— start —

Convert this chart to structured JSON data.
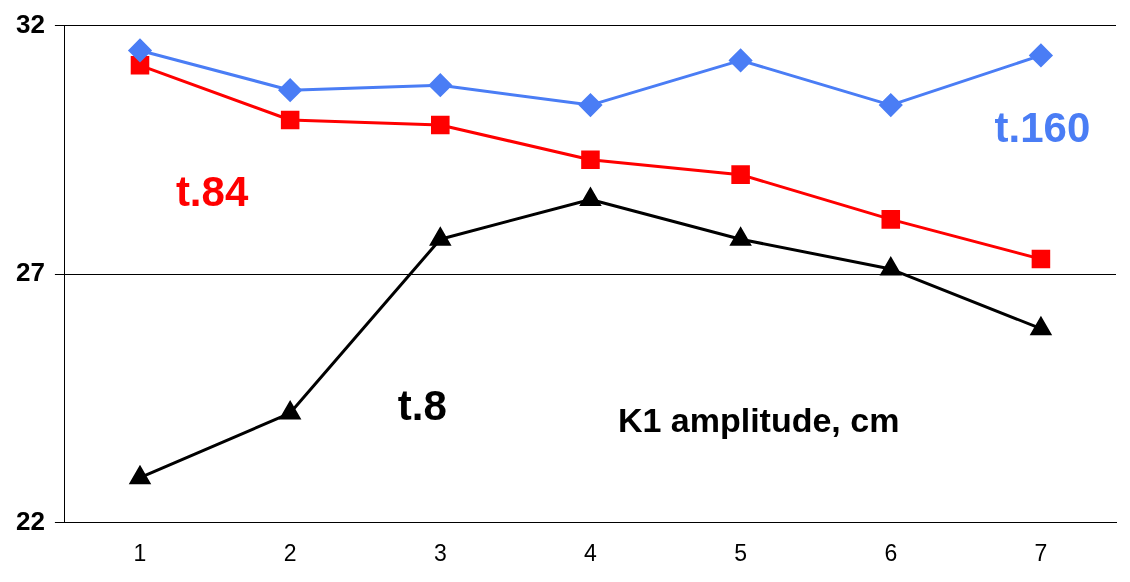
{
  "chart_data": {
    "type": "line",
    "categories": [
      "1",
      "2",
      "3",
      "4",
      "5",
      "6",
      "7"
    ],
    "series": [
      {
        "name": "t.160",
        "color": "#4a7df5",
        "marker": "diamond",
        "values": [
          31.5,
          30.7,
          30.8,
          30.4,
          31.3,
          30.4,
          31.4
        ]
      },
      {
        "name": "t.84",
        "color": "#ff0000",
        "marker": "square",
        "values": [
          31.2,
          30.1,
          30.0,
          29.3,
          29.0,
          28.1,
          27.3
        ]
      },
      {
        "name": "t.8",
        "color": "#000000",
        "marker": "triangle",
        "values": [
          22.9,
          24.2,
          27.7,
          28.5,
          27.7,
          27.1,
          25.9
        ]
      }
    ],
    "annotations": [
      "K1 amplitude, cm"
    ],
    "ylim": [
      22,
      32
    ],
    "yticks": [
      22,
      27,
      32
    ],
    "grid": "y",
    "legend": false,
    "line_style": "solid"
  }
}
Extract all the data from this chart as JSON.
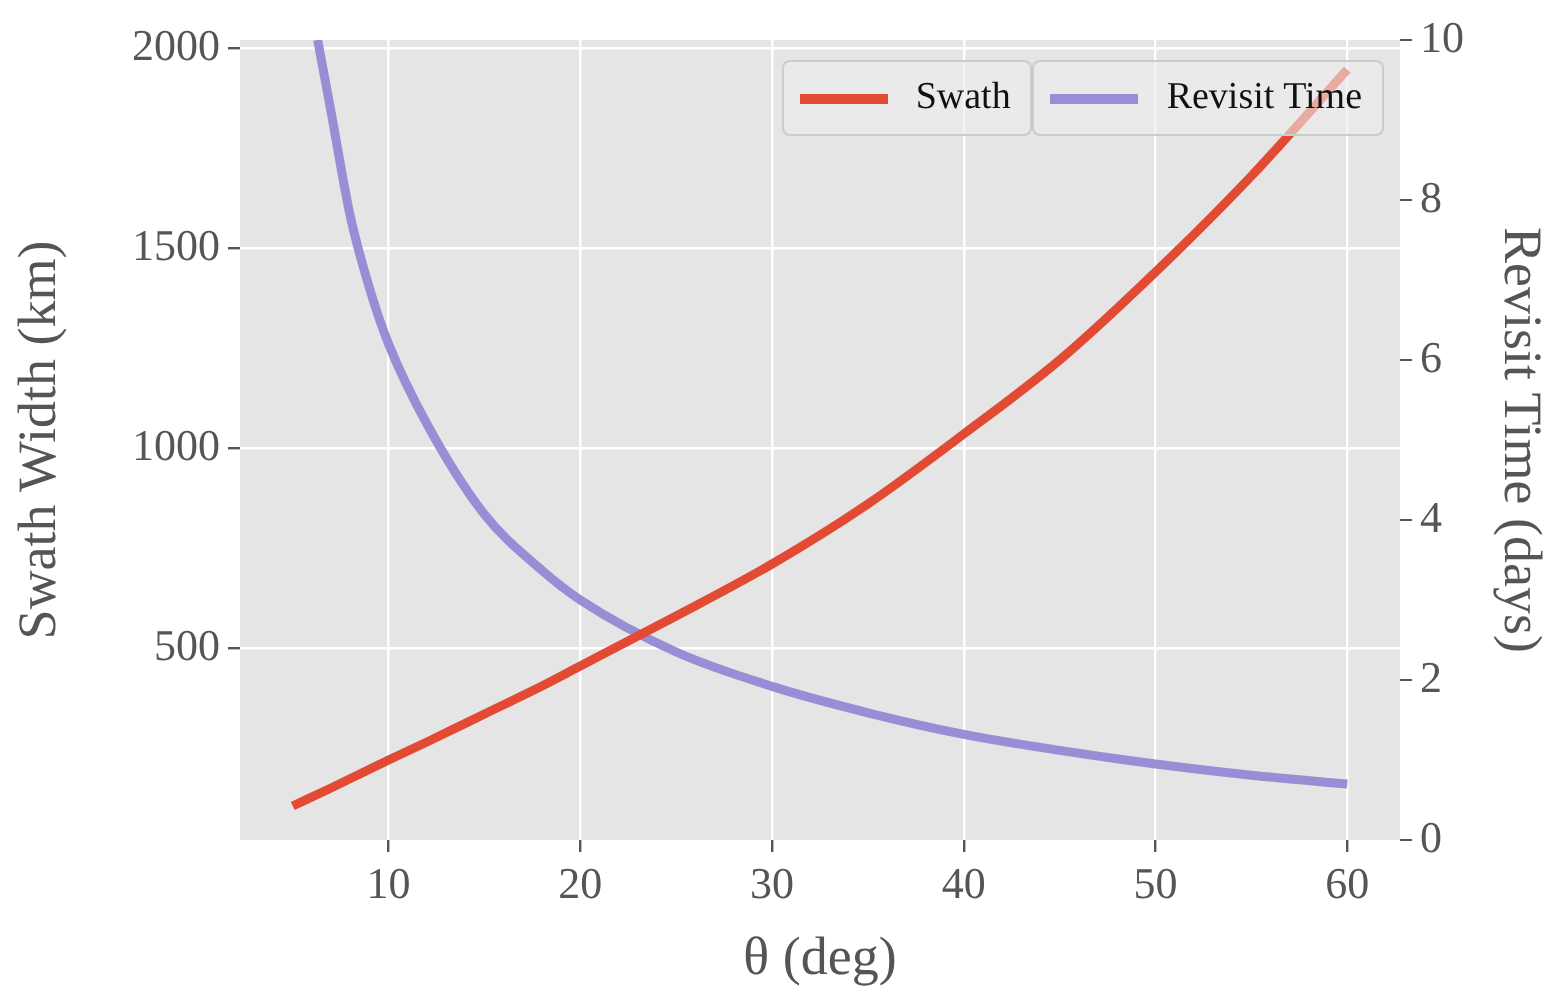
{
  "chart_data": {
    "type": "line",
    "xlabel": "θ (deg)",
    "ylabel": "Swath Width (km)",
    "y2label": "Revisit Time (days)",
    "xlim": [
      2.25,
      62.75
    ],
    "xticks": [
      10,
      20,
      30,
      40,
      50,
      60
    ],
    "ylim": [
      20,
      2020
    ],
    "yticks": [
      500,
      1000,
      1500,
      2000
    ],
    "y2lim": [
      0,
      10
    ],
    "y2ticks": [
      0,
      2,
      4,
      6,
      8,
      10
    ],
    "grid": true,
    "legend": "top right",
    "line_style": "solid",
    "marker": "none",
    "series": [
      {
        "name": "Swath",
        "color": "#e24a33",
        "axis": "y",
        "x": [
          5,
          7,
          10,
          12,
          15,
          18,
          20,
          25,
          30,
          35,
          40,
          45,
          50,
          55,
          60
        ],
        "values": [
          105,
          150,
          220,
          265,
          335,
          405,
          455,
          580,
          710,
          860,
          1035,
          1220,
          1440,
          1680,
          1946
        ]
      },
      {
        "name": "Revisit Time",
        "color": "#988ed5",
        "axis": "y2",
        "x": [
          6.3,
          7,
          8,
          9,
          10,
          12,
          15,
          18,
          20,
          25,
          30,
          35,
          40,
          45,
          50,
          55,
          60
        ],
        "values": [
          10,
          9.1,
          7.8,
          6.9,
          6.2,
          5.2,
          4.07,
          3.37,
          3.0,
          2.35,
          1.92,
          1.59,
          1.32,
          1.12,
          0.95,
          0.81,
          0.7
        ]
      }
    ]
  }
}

— end —

All the lines above are to be given again exactly as they read, with the pictures removed.

--- Exercise solution ---
Convert this chart to structured JSON data.
{
  "chart_data": {
    "type": "line",
    "categories": [
      "1",
      "2",
      "3",
      "4",
      "5",
      "6",
      "7"
    ],
    "series": [
      {
        "name": "t.160",
        "color": "#4a7df5",
        "marker": "diamond",
        "values": [
          31.5,
          30.7,
          30.8,
          30.4,
          31.3,
          30.4,
          31.4
        ]
      },
      {
        "name": "t.84",
        "color": "#ff0000",
        "marker": "square",
        "values": [
          31.2,
          30.1,
          30.0,
          29.3,
          29.0,
          28.1,
          27.3
        ]
      },
      {
        "name": "t.8",
        "color": "#000000",
        "marker": "triangle",
        "values": [
          22.9,
          24.2,
          27.7,
          28.5,
          27.7,
          27.1,
          25.9
        ]
      }
    ],
    "annotations": [
      "K1 amplitude, cm"
    ],
    "ylim": [
      22,
      32
    ],
    "yticks": [
      22,
      27,
      32
    ],
    "grid": "y",
    "legend": false,
    "line_style": "solid"
  }
}
Extract all the data from this chart as JSON.
{
  "chart_data": {
    "type": "line",
    "xlabel": "θ (deg)",
    "ylabel": "Swath Width (km)",
    "y2label": "Revisit Time (days)",
    "xlim": [
      2.25,
      62.75
    ],
    "xticks": [
      10,
      20,
      30,
      40,
      50,
      60
    ],
    "ylim": [
      20,
      2020
    ],
    "yticks": [
      500,
      1000,
      1500,
      2000
    ],
    "y2lim": [
      0,
      10
    ],
    "y2ticks": [
      0,
      2,
      4,
      6,
      8,
      10
    ],
    "grid": true,
    "legend": "top right",
    "line_style": "solid",
    "marker": "none",
    "series": [
      {
        "name": "Swath",
        "color": "#e24a33",
        "axis": "y",
        "x": [
          5,
          7,
          10,
          12,
          15,
          18,
          20,
          25,
          30,
          35,
          40,
          45,
          50,
          55,
          60
        ],
        "values": [
          105,
          150,
          220,
          265,
          335,
          405,
          455,
          580,
          710,
          860,
          1035,
          1220,
          1440,
          1680,
          1946
        ]
      },
      {
        "name": "Revisit Time",
        "color": "#988ed5",
        "axis": "y2",
        "x": [
          6.3,
          7,
          8,
          9,
          10,
          12,
          15,
          18,
          20,
          25,
          30,
          35,
          40,
          45,
          50,
          55,
          60
        ],
        "values": [
          10,
          9.1,
          7.8,
          6.9,
          6.2,
          5.2,
          4.07,
          3.37,
          3.0,
          2.35,
          1.92,
          1.59,
          1.32,
          1.12,
          0.95,
          0.81,
          0.7
        ]
      }
    ]
  }
}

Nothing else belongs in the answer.